#### TASK BRIEF:
Transcribe the material verbatim in full; the pictures do not belong in the copy.

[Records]
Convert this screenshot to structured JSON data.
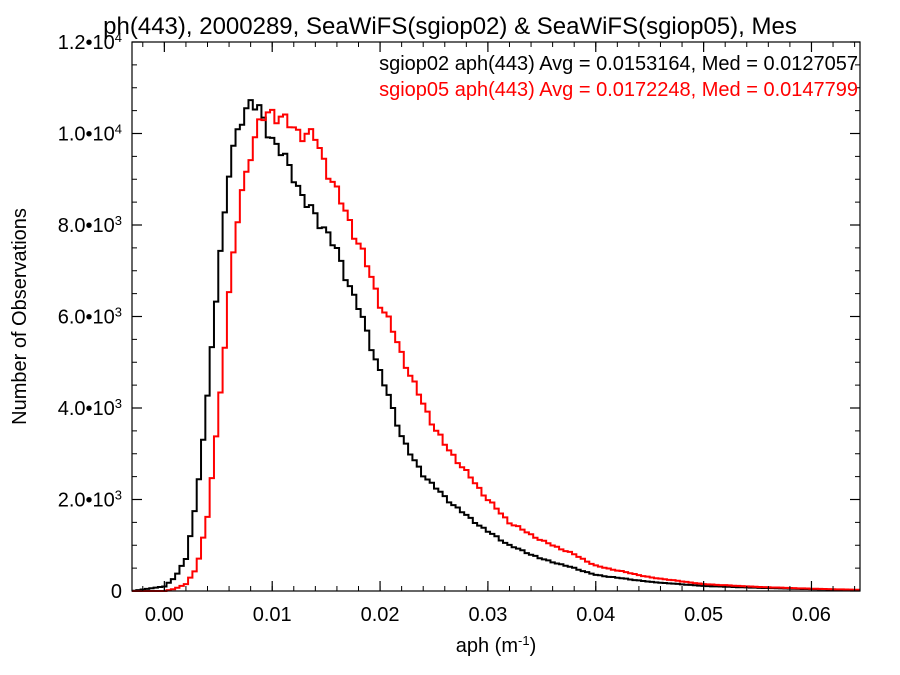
{
  "chart_data": {
    "type": "line",
    "title": "ph(443), 2000289, SeaWiFS(sgiop02) & SeaWiFS(sgiop05), Mes",
    "xlabel": {
      "base": "aph (m",
      "sup": "-1",
      "tail": ")"
    },
    "ylabel": "Number of Observations",
    "xlim": [
      -0.003,
      0.0645
    ],
    "ylim": [
      0,
      12000
    ],
    "x_ticks": [
      {
        "value": 0.0,
        "label": "0.00"
      },
      {
        "value": 0.01,
        "label": "0.01"
      },
      {
        "value": 0.02,
        "label": "0.02"
      },
      {
        "value": 0.03,
        "label": "0.03"
      },
      {
        "value": 0.04,
        "label": "0.04"
      },
      {
        "value": 0.05,
        "label": "0.05"
      },
      {
        "value": 0.06,
        "label": "0.06"
      }
    ],
    "y_ticks": [
      {
        "value": 0,
        "mantissa": "0",
        "exp": ""
      },
      {
        "value": 2000,
        "mantissa": "2.0•10",
        "exp": "3"
      },
      {
        "value": 4000,
        "mantissa": "4.0•10",
        "exp": "3"
      },
      {
        "value": 6000,
        "mantissa": "6.0•10",
        "exp": "3"
      },
      {
        "value": 8000,
        "mantissa": "8.0•10",
        "exp": "3"
      },
      {
        "value": 10000,
        "mantissa": "1.0•10",
        "exp": "4"
      },
      {
        "value": 12000,
        "mantissa": "1.2•10",
        "exp": "4"
      }
    ],
    "grid": false,
    "legend_position": "top-right",
    "series": [
      {
        "name": "sgiop02 aph(443) Avg = 0.0153164, Med = 0.0127057",
        "color": "#000000",
        "x": [
          -0.003,
          0.0,
          0.001,
          0.002,
          0.003,
          0.004,
          0.005,
          0.006,
          0.007,
          0.008,
          0.009,
          0.01,
          0.011,
          0.012,
          0.013,
          0.014,
          0.015,
          0.016,
          0.017,
          0.018,
          0.019,
          0.02,
          0.021,
          0.022,
          0.023,
          0.024,
          0.025,
          0.026,
          0.027,
          0.028,
          0.03,
          0.032,
          0.035,
          0.038,
          0.04,
          0.045,
          0.05,
          0.055,
          0.06,
          0.0645
        ],
        "values": [
          0,
          100,
          300,
          700,
          2000,
          4200,
          7000,
          9100,
          10300,
          10700,
          10400,
          9900,
          9500,
          9100,
          8500,
          8200,
          7900,
          7400,
          6800,
          6200,
          5500,
          4800,
          4100,
          3400,
          2900,
          2550,
          2300,
          2050,
          1850,
          1650,
          1300,
          1000,
          700,
          500,
          350,
          200,
          110,
          70,
          40,
          20
        ]
      },
      {
        "name": "sgiop05 aph(443) Avg = 0.0172248, Med = 0.0147799",
        "color": "#ff0000",
        "x": [
          -0.003,
          0.0,
          0.001,
          0.002,
          0.003,
          0.004,
          0.005,
          0.006,
          0.007,
          0.008,
          0.009,
          0.01,
          0.011,
          0.012,
          0.013,
          0.014,
          0.015,
          0.016,
          0.017,
          0.018,
          0.019,
          0.02,
          0.021,
          0.022,
          0.023,
          0.024,
          0.025,
          0.026,
          0.027,
          0.028,
          0.03,
          0.032,
          0.035,
          0.038,
          0.04,
          0.045,
          0.05,
          0.055,
          0.06,
          0.0645
        ],
        "values": [
          0,
          0,
          50,
          150,
          500,
          1600,
          3800,
          6500,
          8500,
          9600,
          10300,
          10500,
          10300,
          10100,
          10000,
          9900,
          9300,
          8700,
          8200,
          7600,
          7000,
          6300,
          5800,
          5200,
          4600,
          4100,
          3600,
          3200,
          2900,
          2600,
          2000,
          1500,
          1100,
          800,
          550,
          300,
          150,
          90,
          50,
          25
        ]
      }
    ]
  }
}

#### TASK RESPONSE:
Convert this screenshot to structured JSON data.
{
  "chart_data": {
    "type": "line",
    "title": "ph(443), 2000289, SeaWiFS(sgiop02) & SeaWiFS(sgiop05), Mes",
    "xlabel": {
      "base": "aph (m",
      "sup": "-1",
      "tail": ")"
    },
    "ylabel": "Number of Observations",
    "xlim": [
      -0.003,
      0.0645
    ],
    "ylim": [
      0,
      12000
    ],
    "x_ticks": [
      {
        "value": 0.0,
        "label": "0.00"
      },
      {
        "value": 0.01,
        "label": "0.01"
      },
      {
        "value": 0.02,
        "label": "0.02"
      },
      {
        "value": 0.03,
        "label": "0.03"
      },
      {
        "value": 0.04,
        "label": "0.04"
      },
      {
        "value": 0.05,
        "label": "0.05"
      },
      {
        "value": 0.06,
        "label": "0.06"
      }
    ],
    "y_ticks": [
      {
        "value": 0,
        "mantissa": "0",
        "exp": ""
      },
      {
        "value": 2000,
        "mantissa": "2.0•10",
        "exp": "3"
      },
      {
        "value": 4000,
        "mantissa": "4.0•10",
        "exp": "3"
      },
      {
        "value": 6000,
        "mantissa": "6.0•10",
        "exp": "3"
      },
      {
        "value": 8000,
        "mantissa": "8.0•10",
        "exp": "3"
      },
      {
        "value": 10000,
        "mantissa": "1.0•10",
        "exp": "4"
      },
      {
        "value": 12000,
        "mantissa": "1.2•10",
        "exp": "4"
      }
    ],
    "grid": false,
    "legend_position": "top-right",
    "series": [
      {
        "name": "sgiop02 aph(443) Avg = 0.0153164, Med = 0.0127057",
        "color": "#000000",
        "x": [
          -0.003,
          0.0,
          0.001,
          0.002,
          0.003,
          0.004,
          0.005,
          0.006,
          0.007,
          0.008,
          0.009,
          0.01,
          0.011,
          0.012,
          0.013,
          0.014,
          0.015,
          0.016,
          0.017,
          0.018,
          0.019,
          0.02,
          0.021,
          0.022,
          0.023,
          0.024,
          0.025,
          0.026,
          0.027,
          0.028,
          0.03,
          0.032,
          0.035,
          0.038,
          0.04,
          0.045,
          0.05,
          0.055,
          0.06,
          0.0645
        ],
        "values": [
          0,
          100,
          300,
          700,
          2000,
          4200,
          7000,
          9100,
          10300,
          10700,
          10400,
          9900,
          9500,
          9100,
          8500,
          8200,
          7900,
          7400,
          6800,
          6200,
          5500,
          4800,
          4100,
          3400,
          2900,
          2550,
          2300,
          2050,
          1850,
          1650,
          1300,
          1000,
          700,
          500,
          350,
          200,
          110,
          70,
          40,
          20
        ]
      },
      {
        "name": "sgiop05 aph(443) Avg = 0.0172248, Med = 0.0147799",
        "color": "#ff0000",
        "x": [
          -0.003,
          0.0,
          0.001,
          0.002,
          0.003,
          0.004,
          0.005,
          0.006,
          0.007,
          0.008,
          0.009,
          0.01,
          0.011,
          0.012,
          0.013,
          0.014,
          0.015,
          0.016,
          0.017,
          0.018,
          0.019,
          0.02,
          0.021,
          0.022,
          0.023,
          0.024,
          0.025,
          0.026,
          0.027,
          0.028,
          0.03,
          0.032,
          0.035,
          0.038,
          0.04,
          0.045,
          0.05,
          0.055,
          0.06,
          0.0645
        ],
        "values": [
          0,
          0,
          50,
          150,
          500,
          1600,
          3800,
          6500,
          8500,
          9600,
          10300,
          10500,
          10300,
          10100,
          10000,
          9900,
          9300,
          8700,
          8200,
          7600,
          7000,
          6300,
          5800,
          5200,
          4600,
          4100,
          3600,
          3200,
          2900,
          2600,
          2000,
          1500,
          1100,
          800,
          550,
          300,
          150,
          90,
          50,
          25
        ]
      }
    ]
  }
}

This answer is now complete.